§ **YOUR OBJECTIVE**
Type out the records that follow, exactly as given.

§ **Dataset items**
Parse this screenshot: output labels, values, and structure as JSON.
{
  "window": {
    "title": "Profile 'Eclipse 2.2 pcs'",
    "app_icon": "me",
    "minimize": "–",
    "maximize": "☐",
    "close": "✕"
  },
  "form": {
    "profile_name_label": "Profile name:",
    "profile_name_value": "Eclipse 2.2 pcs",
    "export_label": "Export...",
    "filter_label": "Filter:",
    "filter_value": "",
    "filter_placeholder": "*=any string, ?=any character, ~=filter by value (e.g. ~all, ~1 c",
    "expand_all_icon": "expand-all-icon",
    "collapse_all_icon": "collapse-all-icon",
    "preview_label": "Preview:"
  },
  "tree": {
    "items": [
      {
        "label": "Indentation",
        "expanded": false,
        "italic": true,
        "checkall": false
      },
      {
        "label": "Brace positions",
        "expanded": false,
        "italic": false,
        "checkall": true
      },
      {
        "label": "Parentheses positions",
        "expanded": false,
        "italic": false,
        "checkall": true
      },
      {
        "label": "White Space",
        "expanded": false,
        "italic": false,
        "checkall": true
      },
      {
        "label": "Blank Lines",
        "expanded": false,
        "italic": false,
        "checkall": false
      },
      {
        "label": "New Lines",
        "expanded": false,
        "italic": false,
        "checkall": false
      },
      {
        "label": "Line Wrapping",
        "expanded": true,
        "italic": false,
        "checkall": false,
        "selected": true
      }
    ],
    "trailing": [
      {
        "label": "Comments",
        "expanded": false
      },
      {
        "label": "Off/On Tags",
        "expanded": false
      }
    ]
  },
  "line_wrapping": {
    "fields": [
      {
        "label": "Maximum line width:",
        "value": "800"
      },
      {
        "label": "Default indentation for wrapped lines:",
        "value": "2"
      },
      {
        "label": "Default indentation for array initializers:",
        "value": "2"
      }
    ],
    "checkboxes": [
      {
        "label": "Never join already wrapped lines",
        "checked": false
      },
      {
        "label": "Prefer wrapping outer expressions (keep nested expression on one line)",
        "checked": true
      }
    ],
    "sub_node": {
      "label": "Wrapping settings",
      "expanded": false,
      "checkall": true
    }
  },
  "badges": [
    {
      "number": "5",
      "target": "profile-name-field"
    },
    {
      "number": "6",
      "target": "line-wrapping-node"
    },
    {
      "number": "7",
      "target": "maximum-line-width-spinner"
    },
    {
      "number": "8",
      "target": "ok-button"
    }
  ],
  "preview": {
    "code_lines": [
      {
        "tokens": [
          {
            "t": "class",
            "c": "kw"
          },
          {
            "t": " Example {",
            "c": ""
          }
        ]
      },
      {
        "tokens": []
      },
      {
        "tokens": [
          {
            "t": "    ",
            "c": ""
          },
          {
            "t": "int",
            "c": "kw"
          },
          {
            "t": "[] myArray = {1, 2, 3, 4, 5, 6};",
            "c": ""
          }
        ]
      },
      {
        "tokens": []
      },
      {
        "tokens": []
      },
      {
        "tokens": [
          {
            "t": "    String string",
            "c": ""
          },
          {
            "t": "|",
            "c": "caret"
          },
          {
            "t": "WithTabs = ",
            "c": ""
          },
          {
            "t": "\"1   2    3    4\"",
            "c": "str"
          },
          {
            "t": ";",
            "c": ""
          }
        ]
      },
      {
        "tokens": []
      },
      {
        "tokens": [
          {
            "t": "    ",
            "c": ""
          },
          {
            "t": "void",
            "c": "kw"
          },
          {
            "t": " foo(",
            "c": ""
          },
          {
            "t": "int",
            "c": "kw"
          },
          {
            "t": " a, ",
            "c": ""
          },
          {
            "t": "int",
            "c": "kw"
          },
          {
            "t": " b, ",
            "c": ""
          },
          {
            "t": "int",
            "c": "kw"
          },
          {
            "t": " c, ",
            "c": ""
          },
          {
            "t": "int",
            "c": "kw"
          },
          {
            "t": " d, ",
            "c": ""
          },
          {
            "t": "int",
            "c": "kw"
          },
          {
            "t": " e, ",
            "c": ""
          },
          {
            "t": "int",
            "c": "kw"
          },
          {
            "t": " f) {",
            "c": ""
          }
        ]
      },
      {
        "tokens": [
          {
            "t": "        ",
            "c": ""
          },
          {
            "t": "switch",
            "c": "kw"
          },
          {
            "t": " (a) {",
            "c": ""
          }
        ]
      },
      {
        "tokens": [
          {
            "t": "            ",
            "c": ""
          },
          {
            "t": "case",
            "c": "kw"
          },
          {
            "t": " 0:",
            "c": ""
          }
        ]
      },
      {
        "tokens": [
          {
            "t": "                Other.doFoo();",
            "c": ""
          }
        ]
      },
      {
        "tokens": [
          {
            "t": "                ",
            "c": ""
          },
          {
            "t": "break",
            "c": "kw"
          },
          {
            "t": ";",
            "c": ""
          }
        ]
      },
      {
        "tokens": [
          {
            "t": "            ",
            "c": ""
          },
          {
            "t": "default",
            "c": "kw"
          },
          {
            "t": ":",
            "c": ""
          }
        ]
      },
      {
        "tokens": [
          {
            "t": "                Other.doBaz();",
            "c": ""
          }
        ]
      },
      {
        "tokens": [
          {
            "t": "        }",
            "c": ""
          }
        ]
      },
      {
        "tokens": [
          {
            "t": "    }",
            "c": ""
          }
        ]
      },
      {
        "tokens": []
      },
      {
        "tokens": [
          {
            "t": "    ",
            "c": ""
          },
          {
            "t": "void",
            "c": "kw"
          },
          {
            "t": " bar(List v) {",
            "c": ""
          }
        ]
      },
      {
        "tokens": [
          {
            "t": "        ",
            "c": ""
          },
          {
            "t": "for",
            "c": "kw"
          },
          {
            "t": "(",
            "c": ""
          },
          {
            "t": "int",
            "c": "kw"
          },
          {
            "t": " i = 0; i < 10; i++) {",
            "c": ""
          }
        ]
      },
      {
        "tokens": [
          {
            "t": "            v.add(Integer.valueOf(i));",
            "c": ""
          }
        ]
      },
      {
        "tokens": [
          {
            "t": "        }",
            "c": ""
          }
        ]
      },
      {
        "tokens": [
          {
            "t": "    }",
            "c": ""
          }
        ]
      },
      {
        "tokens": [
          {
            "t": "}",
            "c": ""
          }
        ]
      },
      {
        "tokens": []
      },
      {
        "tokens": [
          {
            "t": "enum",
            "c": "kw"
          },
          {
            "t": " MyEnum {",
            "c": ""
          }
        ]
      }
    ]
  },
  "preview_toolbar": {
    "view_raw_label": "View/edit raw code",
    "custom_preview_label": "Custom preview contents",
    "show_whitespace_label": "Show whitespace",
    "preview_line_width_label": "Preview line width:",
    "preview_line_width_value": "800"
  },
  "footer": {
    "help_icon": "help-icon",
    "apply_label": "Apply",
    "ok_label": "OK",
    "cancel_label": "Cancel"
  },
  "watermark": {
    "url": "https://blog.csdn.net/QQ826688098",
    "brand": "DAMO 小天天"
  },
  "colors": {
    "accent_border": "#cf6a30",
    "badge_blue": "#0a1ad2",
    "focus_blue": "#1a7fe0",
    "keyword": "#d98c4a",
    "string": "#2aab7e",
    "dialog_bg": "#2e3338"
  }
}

§ **REPLY**
Parse this screenshot: output labels, values, and structure as JSON.
{
  "window": {
    "title": "Profile 'Eclipse 2.2 pcs'",
    "app_icon": "me",
    "minimize": "–",
    "maximize": "☐",
    "close": "✕"
  },
  "form": {
    "profile_name_label": "Profile name:",
    "profile_name_value": "Eclipse 2.2 pcs",
    "export_label": "Export...",
    "filter_label": "Filter:",
    "filter_value": "",
    "filter_placeholder": "*=any string, ?=any character, ~=filter by value (e.g. ~all, ~1 c",
    "expand_all_icon": "expand-all-icon",
    "collapse_all_icon": "collapse-all-icon",
    "preview_label": "Preview:"
  },
  "tree": {
    "items": [
      {
        "label": "Indentation",
        "expanded": false,
        "italic": true,
        "checkall": false
      },
      {
        "label": "Brace positions",
        "expanded": false,
        "italic": false,
        "checkall": true
      },
      {
        "label": "Parentheses positions",
        "expanded": false,
        "italic": false,
        "checkall": true
      },
      {
        "label": "White Space",
        "expanded": false,
        "italic": false,
        "checkall": true
      },
      {
        "label": "Blank Lines",
        "expanded": false,
        "italic": false,
        "checkall": false
      },
      {
        "label": "New Lines",
        "expanded": false,
        "italic": false,
        "checkall": false
      },
      {
        "label": "Line Wrapping",
        "expanded": true,
        "italic": false,
        "checkall": false,
        "selected": true
      }
    ],
    "trailing": [
      {
        "label": "Comments",
        "expanded": false
      },
      {
        "label": "Off/On Tags",
        "expanded": false
      }
    ]
  },
  "line_wrapping": {
    "fields": [
      {
        "label": "Maximum line width:",
        "value": "800"
      },
      {
        "label": "Default indentation for wrapped lines:",
        "value": "2"
      },
      {
        "label": "Default indentation for array initializers:",
        "value": "2"
      }
    ],
    "checkboxes": [
      {
        "label": "Never join already wrapped lines",
        "checked": false
      },
      {
        "label": "Prefer wrapping outer expressions (keep nested expression on one line)",
        "checked": true
      }
    ],
    "sub_node": {
      "label": "Wrapping settings",
      "expanded": false,
      "checkall": true
    }
  },
  "badges": [
    {
      "number": "5",
      "target": "profile-name-field"
    },
    {
      "number": "6",
      "target": "line-wrapping-node"
    },
    {
      "number": "7",
      "target": "maximum-line-width-spinner"
    },
    {
      "number": "8",
      "target": "ok-button"
    }
  ],
  "preview": {
    "code_lines": [
      {
        "tokens": [
          {
            "t": "class",
            "c": "kw"
          },
          {
            "t": " Example {",
            "c": ""
          }
        ]
      },
      {
        "tokens": []
      },
      {
        "tokens": [
          {
            "t": "    ",
            "c": ""
          },
          {
            "t": "int",
            "c": "kw"
          },
          {
            "t": "[] myArray = {1, 2, 3, 4, 5, 6};",
            "c": ""
          }
        ]
      },
      {
        "tokens": []
      },
      {
        "tokens": []
      },
      {
        "tokens": [
          {
            "t": "    String string",
            "c": ""
          },
          {
            "t": "|",
            "c": "caret"
          },
          {
            "t": "WithTabs = ",
            "c": ""
          },
          {
            "t": "\"1   2    3    4\"",
            "c": "str"
          },
          {
            "t": ";",
            "c": ""
          }
        ]
      },
      {
        "tokens": []
      },
      {
        "tokens": [
          {
            "t": "    ",
            "c": ""
          },
          {
            "t": "void",
            "c": "kw"
          },
          {
            "t": " foo(",
            "c": ""
          },
          {
            "t": "int",
            "c": "kw"
          },
          {
            "t": " a, ",
            "c": ""
          },
          {
            "t": "int",
            "c": "kw"
          },
          {
            "t": " b, ",
            "c": ""
          },
          {
            "t": "int",
            "c": "kw"
          },
          {
            "t": " c, ",
            "c": ""
          },
          {
            "t": "int",
            "c": "kw"
          },
          {
            "t": " d, ",
            "c": ""
          },
          {
            "t": "int",
            "c": "kw"
          },
          {
            "t": " e, ",
            "c": ""
          },
          {
            "t": "int",
            "c": "kw"
          },
          {
            "t": " f) {",
            "c": ""
          }
        ]
      },
      {
        "tokens": [
          {
            "t": "        ",
            "c": ""
          },
          {
            "t": "switch",
            "c": "kw"
          },
          {
            "t": " (a) {",
            "c": ""
          }
        ]
      },
      {
        "tokens": [
          {
            "t": "            ",
            "c": ""
          },
          {
            "t": "case",
            "c": "kw"
          },
          {
            "t": " 0:",
            "c": ""
          }
        ]
      },
      {
        "tokens": [
          {
            "t": "                Other.doFoo();",
            "c": ""
          }
        ]
      },
      {
        "tokens": [
          {
            "t": "                ",
            "c": ""
          },
          {
            "t": "break",
            "c": "kw"
          },
          {
            "t": ";",
            "c": ""
          }
        ]
      },
      {
        "tokens": [
          {
            "t": "            ",
            "c": ""
          },
          {
            "t": "default",
            "c": "kw"
          },
          {
            "t": ":",
            "c": ""
          }
        ]
      },
      {
        "tokens": [
          {
            "t": "                Other.doBaz();",
            "c": ""
          }
        ]
      },
      {
        "tokens": [
          {
            "t": "        }",
            "c": ""
          }
        ]
      },
      {
        "tokens": [
          {
            "t": "    }",
            "c": ""
          }
        ]
      },
      {
        "tokens": []
      },
      {
        "tokens": [
          {
            "t": "    ",
            "c": ""
          },
          {
            "t": "void",
            "c": "kw"
          },
          {
            "t": " bar(List v) {",
            "c": ""
          }
        ]
      },
      {
        "tokens": [
          {
            "t": "        ",
            "c": ""
          },
          {
            "t": "for",
            "c": "kw"
          },
          {
            "t": "(",
            "c": ""
          },
          {
            "t": "int",
            "c": "kw"
          },
          {
            "t": " i = 0; i < 10; i++) {",
            "c": ""
          }
        ]
      },
      {
        "tokens": [
          {
            "t": "            v.add(Integer.valueOf(i));",
            "c": ""
          }
        ]
      },
      {
        "tokens": [
          {
            "t": "        }",
            "c": ""
          }
        ]
      },
      {
        "tokens": [
          {
            "t": "    }",
            "c": ""
          }
        ]
      },
      {
        "tokens": [
          {
            "t": "}",
            "c": ""
          }
        ]
      },
      {
        "tokens": []
      },
      {
        "tokens": [
          {
            "t": "enum",
            "c": "kw"
          },
          {
            "t": " MyEnum {",
            "c": ""
          }
        ]
      }
    ]
  },
  "preview_toolbar": {
    "view_raw_label": "View/edit raw code",
    "custom_preview_label": "Custom preview contents",
    "show_whitespace_label": "Show whitespace",
    "preview_line_width_label": "Preview line width:",
    "preview_line_width_value": "800"
  },
  "footer": {
    "help_icon": "help-icon",
    "apply_label": "Apply",
    "ok_label": "OK",
    "cancel_label": "Cancel"
  },
  "watermark": {
    "url": "https://blog.csdn.net/QQ826688098",
    "brand": "DAMO 小天天"
  },
  "colors": {
    "accent_border": "#cf6a30",
    "badge_blue": "#0a1ad2",
    "focus_blue": "#1a7fe0",
    "keyword": "#d98c4a",
    "string": "#2aab7e",
    "dialog_bg": "#2e3338"
  }
}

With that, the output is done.